SHORT EXERCISE.
Rewrite the records below, switching every "data-point-marker" to "point-marker" and leaving everything else unchanged.

===

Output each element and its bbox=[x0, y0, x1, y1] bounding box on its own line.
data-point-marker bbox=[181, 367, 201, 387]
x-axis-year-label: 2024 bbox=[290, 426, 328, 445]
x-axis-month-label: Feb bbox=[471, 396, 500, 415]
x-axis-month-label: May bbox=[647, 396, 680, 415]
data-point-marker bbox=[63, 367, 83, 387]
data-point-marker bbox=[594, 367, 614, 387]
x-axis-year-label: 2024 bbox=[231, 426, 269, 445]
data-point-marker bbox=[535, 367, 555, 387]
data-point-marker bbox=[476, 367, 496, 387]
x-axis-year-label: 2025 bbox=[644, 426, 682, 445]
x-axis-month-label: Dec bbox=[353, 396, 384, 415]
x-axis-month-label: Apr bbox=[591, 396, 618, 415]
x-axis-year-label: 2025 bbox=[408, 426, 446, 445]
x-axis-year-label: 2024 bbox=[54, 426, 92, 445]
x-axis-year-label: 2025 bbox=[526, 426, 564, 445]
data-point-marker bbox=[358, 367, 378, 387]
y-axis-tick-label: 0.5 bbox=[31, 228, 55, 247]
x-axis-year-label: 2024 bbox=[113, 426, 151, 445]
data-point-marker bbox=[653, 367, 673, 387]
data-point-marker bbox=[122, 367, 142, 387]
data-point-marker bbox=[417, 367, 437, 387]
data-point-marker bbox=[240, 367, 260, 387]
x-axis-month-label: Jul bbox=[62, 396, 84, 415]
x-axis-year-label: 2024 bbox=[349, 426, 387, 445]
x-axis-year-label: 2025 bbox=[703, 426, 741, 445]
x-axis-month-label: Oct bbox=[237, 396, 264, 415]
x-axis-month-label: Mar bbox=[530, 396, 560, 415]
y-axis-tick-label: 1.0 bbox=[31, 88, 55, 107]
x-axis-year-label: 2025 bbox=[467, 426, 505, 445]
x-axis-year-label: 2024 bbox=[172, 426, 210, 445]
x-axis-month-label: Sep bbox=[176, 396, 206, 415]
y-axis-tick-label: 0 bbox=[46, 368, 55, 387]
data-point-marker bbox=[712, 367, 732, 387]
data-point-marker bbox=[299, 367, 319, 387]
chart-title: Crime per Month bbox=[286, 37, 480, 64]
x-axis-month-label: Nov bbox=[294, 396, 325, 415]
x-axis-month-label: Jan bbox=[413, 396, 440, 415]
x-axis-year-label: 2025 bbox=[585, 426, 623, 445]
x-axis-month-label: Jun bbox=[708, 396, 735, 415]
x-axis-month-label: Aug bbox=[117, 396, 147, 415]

===

RESPONSE FOR THIS EXERCISE.
Output each element and its bbox=[x0, y0, x1, y1] bounding box on its own line.
point-marker bbox=[181, 367, 201, 387]
x-axis-year-label: 2024 bbox=[290, 426, 328, 445]
x-axis-month-label: Feb bbox=[471, 396, 500, 415]
x-axis-month-label: May bbox=[647, 396, 680, 415]
point-marker bbox=[63, 367, 83, 387]
point-marker bbox=[594, 367, 614, 387]
x-axis-year-label: 2024 bbox=[231, 426, 269, 445]
point-marker bbox=[535, 367, 555, 387]
point-marker bbox=[476, 367, 496, 387]
x-axis-year-label: 2025 bbox=[644, 426, 682, 445]
x-axis-month-label: Dec bbox=[353, 396, 384, 415]
x-axis-month-label: Apr bbox=[591, 396, 618, 415]
x-axis-year-label: 2025 bbox=[408, 426, 446, 445]
x-axis-year-label: 2024 bbox=[54, 426, 92, 445]
x-axis-year-label: 2025 bbox=[526, 426, 564, 445]
point-marker bbox=[358, 367, 378, 387]
y-axis-tick-label: 0.5 bbox=[31, 228, 55, 247]
x-axis-year-label: 2024 bbox=[113, 426, 151, 445]
point-marker bbox=[653, 367, 673, 387]
point-marker bbox=[122, 367, 142, 387]
point-marker bbox=[417, 367, 437, 387]
point-marker bbox=[240, 367, 260, 387]
x-axis-month-label: Jul bbox=[62, 396, 84, 415]
x-axis-year-label: 2024 bbox=[349, 426, 387, 445]
x-axis-year-label: 2025 bbox=[703, 426, 741, 445]
x-axis-month-label: Oct bbox=[237, 396, 264, 415]
x-axis-month-label: Mar bbox=[530, 396, 560, 415]
y-axis-tick-label: 1.0 bbox=[31, 88, 55, 107]
x-axis-year-label: 2025 bbox=[467, 426, 505, 445]
x-axis-year-label: 2024 bbox=[172, 426, 210, 445]
x-axis-month-label: Sep bbox=[176, 396, 206, 415]
y-axis-tick-label: 0 bbox=[46, 368, 55, 387]
point-marker bbox=[712, 367, 732, 387]
point-marker bbox=[299, 367, 319, 387]
chart-title: Crime per Month bbox=[286, 37, 480, 64]
x-axis-month-label: Nov bbox=[294, 396, 325, 415]
x-axis-month-label: Jan bbox=[413, 396, 440, 415]
x-axis-year-label: 2025 bbox=[585, 426, 623, 445]
x-axis-month-label: Jun bbox=[708, 396, 735, 415]
x-axis-month-label: Aug bbox=[117, 396, 147, 415]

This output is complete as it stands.